[Task requirements] Write out the listing below again, precisely as it is given.
>> Begin Material for this exercise
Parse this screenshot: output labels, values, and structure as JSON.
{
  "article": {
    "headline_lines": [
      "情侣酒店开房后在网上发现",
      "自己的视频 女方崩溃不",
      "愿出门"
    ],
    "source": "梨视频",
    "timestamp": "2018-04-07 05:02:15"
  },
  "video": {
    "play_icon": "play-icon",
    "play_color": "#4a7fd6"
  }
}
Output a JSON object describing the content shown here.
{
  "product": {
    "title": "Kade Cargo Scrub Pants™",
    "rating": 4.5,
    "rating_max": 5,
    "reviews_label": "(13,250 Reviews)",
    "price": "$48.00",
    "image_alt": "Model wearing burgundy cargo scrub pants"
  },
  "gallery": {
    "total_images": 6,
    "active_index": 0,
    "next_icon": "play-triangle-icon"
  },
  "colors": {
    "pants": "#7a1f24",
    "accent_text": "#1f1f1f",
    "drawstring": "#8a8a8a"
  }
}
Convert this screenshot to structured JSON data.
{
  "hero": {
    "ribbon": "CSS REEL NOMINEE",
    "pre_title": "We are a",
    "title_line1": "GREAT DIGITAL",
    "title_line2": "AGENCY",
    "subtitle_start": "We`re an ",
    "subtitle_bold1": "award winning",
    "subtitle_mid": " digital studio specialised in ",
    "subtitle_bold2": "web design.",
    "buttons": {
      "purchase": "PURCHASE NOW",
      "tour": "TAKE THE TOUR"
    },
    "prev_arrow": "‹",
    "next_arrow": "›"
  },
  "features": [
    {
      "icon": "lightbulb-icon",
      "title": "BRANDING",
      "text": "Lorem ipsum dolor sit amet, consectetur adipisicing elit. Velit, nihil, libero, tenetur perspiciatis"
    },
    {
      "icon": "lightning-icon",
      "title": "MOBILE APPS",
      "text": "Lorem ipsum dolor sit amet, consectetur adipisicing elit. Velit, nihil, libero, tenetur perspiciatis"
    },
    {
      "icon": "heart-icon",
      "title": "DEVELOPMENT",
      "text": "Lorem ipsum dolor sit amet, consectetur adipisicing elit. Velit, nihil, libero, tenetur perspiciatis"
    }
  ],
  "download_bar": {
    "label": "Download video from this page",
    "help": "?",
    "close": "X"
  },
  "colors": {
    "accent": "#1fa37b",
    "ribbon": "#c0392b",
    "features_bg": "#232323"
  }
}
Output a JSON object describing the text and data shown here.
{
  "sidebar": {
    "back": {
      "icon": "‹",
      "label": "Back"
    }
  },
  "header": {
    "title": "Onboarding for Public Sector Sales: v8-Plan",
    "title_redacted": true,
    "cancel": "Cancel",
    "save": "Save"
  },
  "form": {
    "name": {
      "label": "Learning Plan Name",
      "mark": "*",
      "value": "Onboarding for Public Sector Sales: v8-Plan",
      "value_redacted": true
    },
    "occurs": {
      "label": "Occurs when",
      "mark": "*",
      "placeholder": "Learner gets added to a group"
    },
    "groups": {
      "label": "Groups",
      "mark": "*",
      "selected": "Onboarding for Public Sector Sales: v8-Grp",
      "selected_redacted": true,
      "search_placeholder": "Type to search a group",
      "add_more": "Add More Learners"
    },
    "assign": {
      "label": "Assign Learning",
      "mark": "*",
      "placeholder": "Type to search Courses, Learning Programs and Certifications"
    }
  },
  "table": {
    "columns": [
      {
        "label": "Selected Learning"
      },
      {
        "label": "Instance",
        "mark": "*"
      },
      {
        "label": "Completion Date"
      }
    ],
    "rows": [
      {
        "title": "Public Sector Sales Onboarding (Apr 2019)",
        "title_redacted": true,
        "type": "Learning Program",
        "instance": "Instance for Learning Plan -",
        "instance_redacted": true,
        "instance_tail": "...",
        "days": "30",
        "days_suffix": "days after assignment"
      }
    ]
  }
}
>> End Material for this exercise
[Correct result]
Parse this screenshot: output labels, values, and structure as JSON.
{
  "article": {
    "headline_lines": [
      "情侣酒店开房后在网上发现",
      "自己的视频 女方崩溃不",
      "愿出门"
    ],
    "source": "梨视频",
    "timestamp": "2018-04-07 05:02:15"
  },
  "video": {
    "play_icon": "play-icon",
    "play_color": "#4a7fd6"
  }
}
Output a JSON object describing the content shown here.
{
  "product": {
    "title": "Kade Cargo Scrub Pants™",
    "rating": 4.5,
    "rating_max": 5,
    "reviews_label": "(13,250 Reviews)",
    "price": "$48.00",
    "image_alt": "Model wearing burgundy cargo scrub pants"
  },
  "gallery": {
    "total_images": 6,
    "active_index": 0,
    "next_icon": "play-triangle-icon"
  },
  "colors": {
    "pants": "#7a1f24",
    "accent_text": "#1f1f1f",
    "drawstring": "#8a8a8a"
  }
}
Convert this screenshot to structured JSON data.
{
  "hero": {
    "ribbon": "CSS REEL NOMINEE",
    "pre_title": "We are a",
    "title_line1": "GREAT DIGITAL",
    "title_line2": "AGENCY",
    "subtitle_start": "We`re an ",
    "subtitle_bold1": "award winning",
    "subtitle_mid": " digital studio specialised in ",
    "subtitle_bold2": "web design.",
    "buttons": {
      "purchase": "PURCHASE NOW",
      "tour": "TAKE THE TOUR"
    },
    "prev_arrow": "‹",
    "next_arrow": "›"
  },
  "features": [
    {
      "icon": "lightbulb-icon",
      "title": "BRANDING",
      "text": "Lorem ipsum dolor sit amet, consectetur adipisicing elit. Velit, nihil, libero, tenetur perspiciatis"
    },
    {
      "icon": "lightning-icon",
      "title": "MOBILE APPS",
      "text": "Lorem ipsum dolor sit amet, consectetur adipisicing elit. Velit, nihil, libero, tenetur perspiciatis"
    },
    {
      "icon": "heart-icon",
      "title": "DEVELOPMENT",
      "text": "Lorem ipsum dolor sit amet, consectetur adipisicing elit. Velit, nihil, libero, tenetur perspiciatis"
    }
  ],
  "download_bar": {
    "label": "Download video from this page",
    "help": "?",
    "close": "X"
  },
  "colors": {
    "accent": "#1fa37b",
    "ribbon": "#c0392b",
    "features_bg": "#232323"
  }
}
Output a JSON object describing the text and data shown here.
{
  "sidebar": {
    "back": {
      "icon": "‹",
      "label": "Back"
    }
  },
  "header": {
    "title": "Onboarding for Public Sector Sales: v8-Plan",
    "title_redacted": true,
    "cancel": "Cancel",
    "save": "Save"
  },
  "form": {
    "name": {
      "label": "Learning Plan Name",
      "mark": "*",
      "value": "Onboarding for Public Sector Sales: v8-Plan",
      "value_redacted": true
    },
    "occurs": {
      "label": "Occurs when",
      "mark": "*",
      "placeholder": "Learner gets added to a group"
    },
    "groups": {
      "label": "Groups",
      "mark": "*",
      "selected": "Onboarding for Public Sector Sales: v8-Grp",
      "selected_redacted": true,
      "search_placeholder": "Type to search a group",
      "add_more": "Add More Learners"
    },
    "assign": {
      "label": "Assign Learning",
      "mark": "*",
      "placeholder": "Type to search Courses, Learning Programs and Certifications"
    }
  },
  "table": {
    "columns": [
      {
        "label": "Selected Learning"
      },
      {
        "label": "Instance",
        "mark": "*"
      },
      {
        "label": "Completion Date"
      }
    ],
    "rows": [
      {
        "title": "Public Sector Sales Onboarding (Apr 2019)",
        "title_redacted": true,
        "type": "Learning Program",
        "instance": "Instance for Learning Plan -",
        "instance_redacted": true,
        "instance_tail": "...",
        "days": "30",
        "days_suffix": "days after assignment"
      }
    ]
  }
}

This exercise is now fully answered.